**Challenge:** Return the listing below unchanged, minus its pictures.
■ ■ ■ ■ ■ ■ ■
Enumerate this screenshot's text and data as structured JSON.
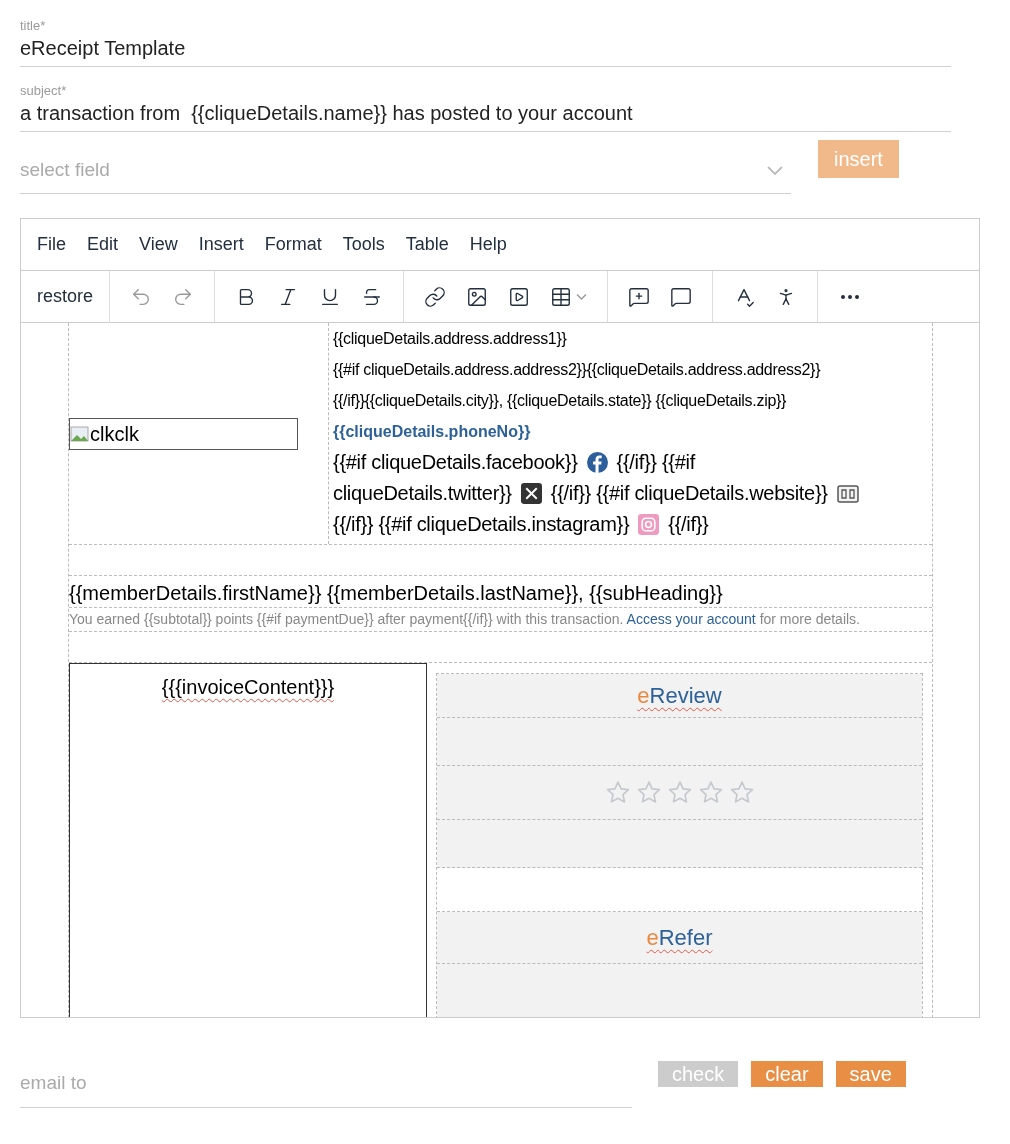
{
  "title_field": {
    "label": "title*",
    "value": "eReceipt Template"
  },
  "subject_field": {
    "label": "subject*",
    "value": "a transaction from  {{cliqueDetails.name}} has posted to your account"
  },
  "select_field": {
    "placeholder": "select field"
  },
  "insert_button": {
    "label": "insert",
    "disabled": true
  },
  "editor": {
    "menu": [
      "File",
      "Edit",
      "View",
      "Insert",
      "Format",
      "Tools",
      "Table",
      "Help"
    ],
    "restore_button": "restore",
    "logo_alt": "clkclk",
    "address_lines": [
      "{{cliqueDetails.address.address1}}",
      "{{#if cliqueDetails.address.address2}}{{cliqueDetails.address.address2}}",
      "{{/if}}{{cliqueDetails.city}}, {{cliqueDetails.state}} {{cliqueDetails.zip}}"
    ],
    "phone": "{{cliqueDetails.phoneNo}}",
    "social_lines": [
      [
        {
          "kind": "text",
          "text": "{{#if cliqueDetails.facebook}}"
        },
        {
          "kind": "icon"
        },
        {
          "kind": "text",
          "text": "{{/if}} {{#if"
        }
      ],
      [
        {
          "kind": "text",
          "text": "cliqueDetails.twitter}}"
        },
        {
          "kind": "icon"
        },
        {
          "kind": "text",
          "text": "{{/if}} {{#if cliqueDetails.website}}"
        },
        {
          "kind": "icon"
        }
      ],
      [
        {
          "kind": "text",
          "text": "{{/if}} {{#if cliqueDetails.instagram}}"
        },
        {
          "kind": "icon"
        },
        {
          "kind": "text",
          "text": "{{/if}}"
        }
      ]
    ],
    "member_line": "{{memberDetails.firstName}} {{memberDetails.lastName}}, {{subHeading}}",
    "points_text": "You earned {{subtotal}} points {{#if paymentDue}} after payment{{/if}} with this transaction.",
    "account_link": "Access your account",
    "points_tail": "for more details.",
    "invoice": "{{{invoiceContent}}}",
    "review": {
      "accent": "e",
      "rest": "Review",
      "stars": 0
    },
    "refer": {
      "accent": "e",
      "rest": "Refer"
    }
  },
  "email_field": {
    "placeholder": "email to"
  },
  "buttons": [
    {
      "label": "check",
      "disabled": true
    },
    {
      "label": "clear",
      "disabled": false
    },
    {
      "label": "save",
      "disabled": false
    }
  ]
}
■ ■ ■ ■ ■ ■ ■
**Finished exercise:**
Enumerate this screenshot's text and data as structured JSON.
{
  "title_field": {
    "label": "title*",
    "value": "eReceipt Template"
  },
  "subject_field": {
    "label": "subject*",
    "value": "a transaction from  {{cliqueDetails.name}} has posted to your account"
  },
  "select_field": {
    "placeholder": "select field"
  },
  "insert_button": {
    "label": "insert",
    "disabled": true
  },
  "editor": {
    "menu": [
      "File",
      "Edit",
      "View",
      "Insert",
      "Format",
      "Tools",
      "Table",
      "Help"
    ],
    "restore_button": "restore",
    "logo_alt": "clkclk",
    "address_lines": [
      "{{cliqueDetails.address.address1}}",
      "{{#if cliqueDetails.address.address2}}{{cliqueDetails.address.address2}}",
      "{{/if}}{{cliqueDetails.city}}, {{cliqueDetails.state}} {{cliqueDetails.zip}}"
    ],
    "phone": "{{cliqueDetails.phoneNo}}",
    "social_lines": [
      [
        {
          "kind": "text",
          "text": "{{#if cliqueDetails.facebook}}"
        },
        {
          "kind": "icon"
        },
        {
          "kind": "text",
          "text": "{{/if}} {{#if"
        }
      ],
      [
        {
          "kind": "text",
          "text": "cliqueDetails.twitter}}"
        },
        {
          "kind": "icon"
        },
        {
          "kind": "text",
          "text": "{{/if}} {{#if cliqueDetails.website}}"
        },
        {
          "kind": "icon"
        }
      ],
      [
        {
          "kind": "text",
          "text": "{{/if}} {{#if cliqueDetails.instagram}}"
        },
        {
          "kind": "icon"
        },
        {
          "kind": "text",
          "text": "{{/if}}"
        }
      ]
    ],
    "member_line": "{{memberDetails.firstName}} {{memberDetails.lastName}}, {{subHeading}}",
    "points_text": "You earned {{subtotal}} points {{#if paymentDue}} after payment{{/if}} with this transaction.",
    "account_link": "Access your account",
    "points_tail": "for more details.",
    "invoice": "{{{invoiceContent}}}",
    "review": {
      "accent": "e",
      "rest": "Review",
      "stars": 0
    },
    "refer": {
      "accent": "e",
      "rest": "Refer"
    }
  },
  "email_field": {
    "placeholder": "email to"
  },
  "buttons": [
    {
      "label": "check",
      "disabled": true
    },
    {
      "label": "clear",
      "disabled": false
    },
    {
      "label": "save",
      "disabled": false
    }
  ]
}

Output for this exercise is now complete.